• Given problem:
Take each line containing "statement" and report it exactly as written.

Collected data
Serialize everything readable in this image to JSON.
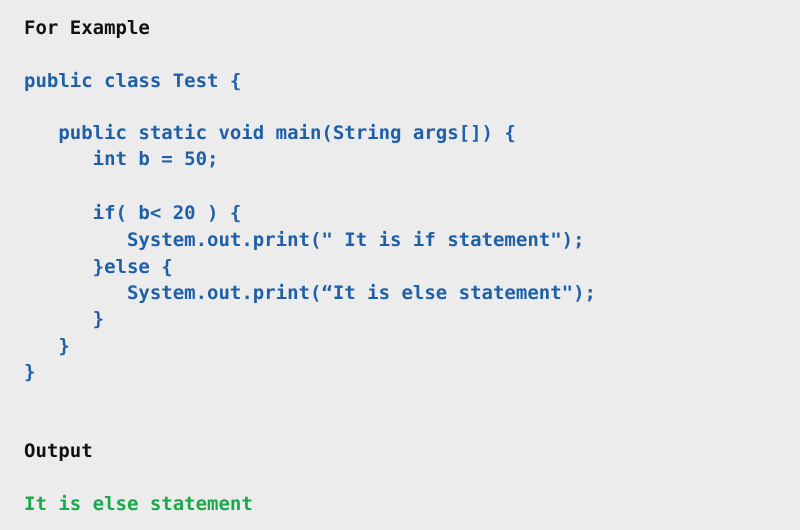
{
  "example_heading": "For Example",
  "code_lines": [
    "public class Test {",
    "",
    "   public static void main(String args[]) {",
    "      int b = 50;",
    "",
    "      if( b< 20 ) {",
    "         System.out.print(\" It is if statement\");",
    "      }else {",
    "         System.out.print(“It is else statement\");",
    "      }",
    "   }",
    "}"
  ],
  "output_heading": "Output",
  "output_text": "It is else statement",
  "colors": {
    "background": "#ececec",
    "heading": "#111111",
    "code": "#1f5fa8",
    "output": "#19a84a"
  }
}
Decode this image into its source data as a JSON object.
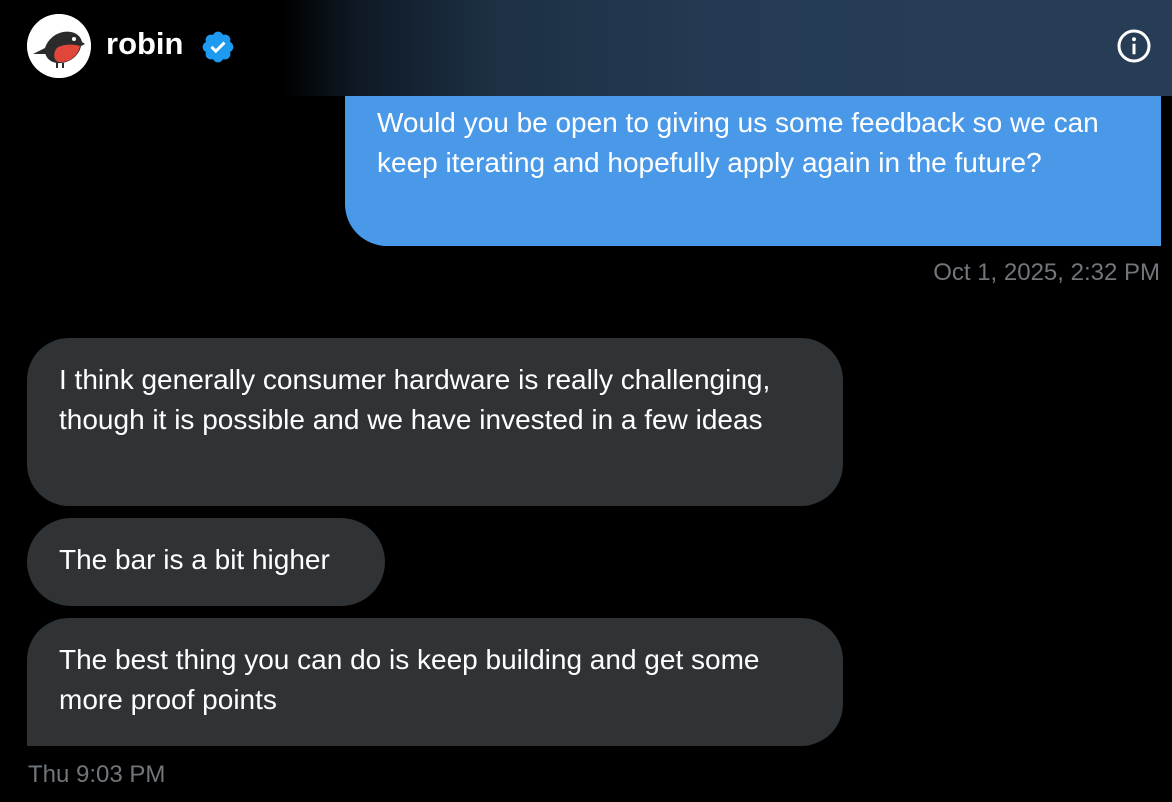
{
  "header": {
    "display_name": "robin",
    "verified_icon": "verified-badge-icon",
    "info_icon": "info-icon",
    "avatar_icon": "robin-bird-avatar"
  },
  "colors": {
    "outgoing_bubble": "#4a99e9",
    "incoming_bubble": "#2f3336",
    "verified_blue": "#1d9bf0",
    "timestamp_gray": "#71767b",
    "background": "#000000"
  },
  "messages": [
    {
      "direction": "outgoing",
      "text": "Would you be open to giving us some feedback so we can keep iterating and hopefully apply again in the future?"
    },
    {
      "direction": "incoming",
      "text": "I think generally consumer hardware is really challenging, though it is possible and we have invested in a few ideas"
    },
    {
      "direction": "incoming",
      "text": "The bar is a bit higher"
    },
    {
      "direction": "incoming",
      "text": "The best thing you can do is keep building and get some more proof points"
    }
  ],
  "timestamps": {
    "outgoing": "Oct 1, 2025, 2:32 PM",
    "incoming": "Thu 9:03 PM"
  }
}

• Completed task:
    "         System.out.print(\" It is if statement\");",
    "         System.out.print(“It is else statement\");",
  "output_text": "It is else statement",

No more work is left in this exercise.